Visual layout annotation data
╭──
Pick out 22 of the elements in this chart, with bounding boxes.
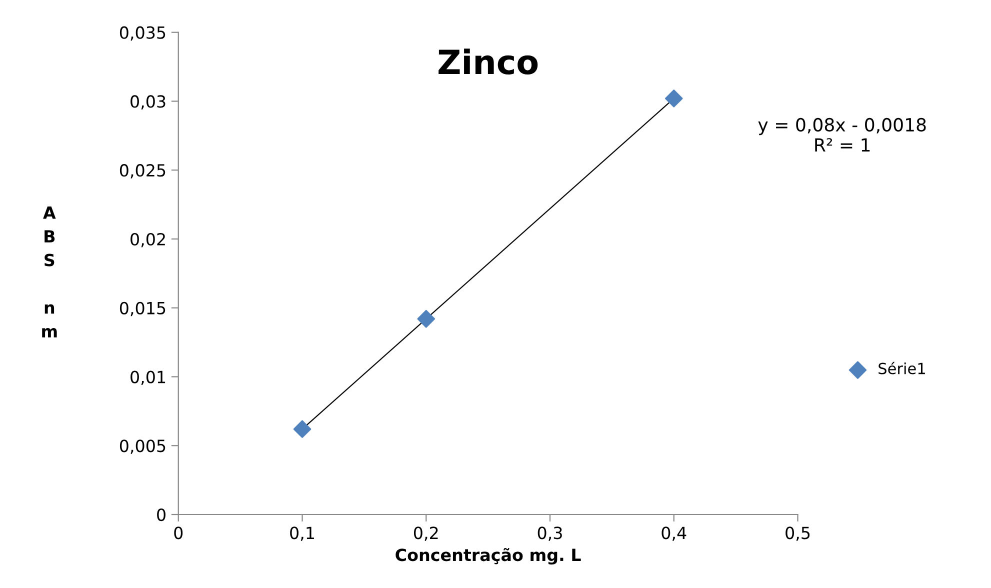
y-tick-label: 0,005 [120, 440, 166, 454]
point [664, 90, 683, 108]
chart-title: Zinco [438, 48, 538, 74]
point [293, 420, 312, 438]
x-tick-label: 0,2 [414, 526, 438, 541]
x-axis-title: Concentração mg. L [396, 548, 581, 565]
x-tick-label: 0 [174, 526, 183, 540]
annotation: y = 0,08x - 0,0018 R² = 1 [758, 118, 926, 152]
x-tick-label: 0,4 [662, 526, 686, 541]
text: A B S n m [42, 206, 57, 338]
y-tick-label: 0,015 [120, 302, 166, 316]
y-tick-label: 0,01 [130, 370, 166, 386]
y-tick-label: 0,025 [120, 164, 166, 178]
legend-label: Série1 [878, 362, 925, 374]
y-tick-label: 0,035 [120, 26, 166, 41]
y-tick-label: 0 [157, 508, 166, 522]
y-tick-label: 0,02 [130, 232, 165, 248]
x-tick-label: 0,5 [786, 526, 810, 541]
point [417, 310, 436, 328]
y-tick-label: 0,03 [130, 95, 166, 110]
x-tick-label: 0,1 [290, 526, 314, 541]
x-tick-label: 0,3 [538, 526, 562, 541]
╰──
The problem =
Reproduce every one of the lines above without any change, omitting the pictures from your answer.

Solved exercise =
Pick out 22 of the elements in this chart, with bounding boxes.
y-tick-label: 0,005 [120, 440, 166, 454]
point [664, 90, 683, 108]
chart-title: Zinco [438, 48, 538, 74]
point [293, 420, 312, 438]
x-tick-label: 0,2 [414, 526, 438, 541]
x-axis-title: Concentração mg. L [396, 548, 581, 565]
x-tick-label: 0 [174, 526, 183, 540]
annotation: y = 0,08x - 0,0018 R² = 1 [758, 118, 926, 152]
x-tick-label: 0,4 [662, 526, 686, 541]
text: A B S n m [42, 206, 57, 338]
y-tick-label: 0,015 [120, 302, 166, 316]
y-tick-label: 0,01 [130, 370, 166, 386]
y-tick-label: 0,025 [120, 164, 166, 178]
legend-label: Série1 [878, 362, 925, 374]
y-tick-label: 0,035 [120, 26, 166, 41]
y-tick-label: 0 [157, 508, 166, 522]
y-tick-label: 0,02 [130, 232, 165, 248]
x-tick-label: 0,5 [786, 526, 810, 541]
point [417, 310, 436, 328]
y-tick-label: 0,03 [130, 95, 166, 110]
x-tick-label: 0,1 [290, 526, 314, 541]
x-tick-label: 0,3 [538, 526, 562, 541]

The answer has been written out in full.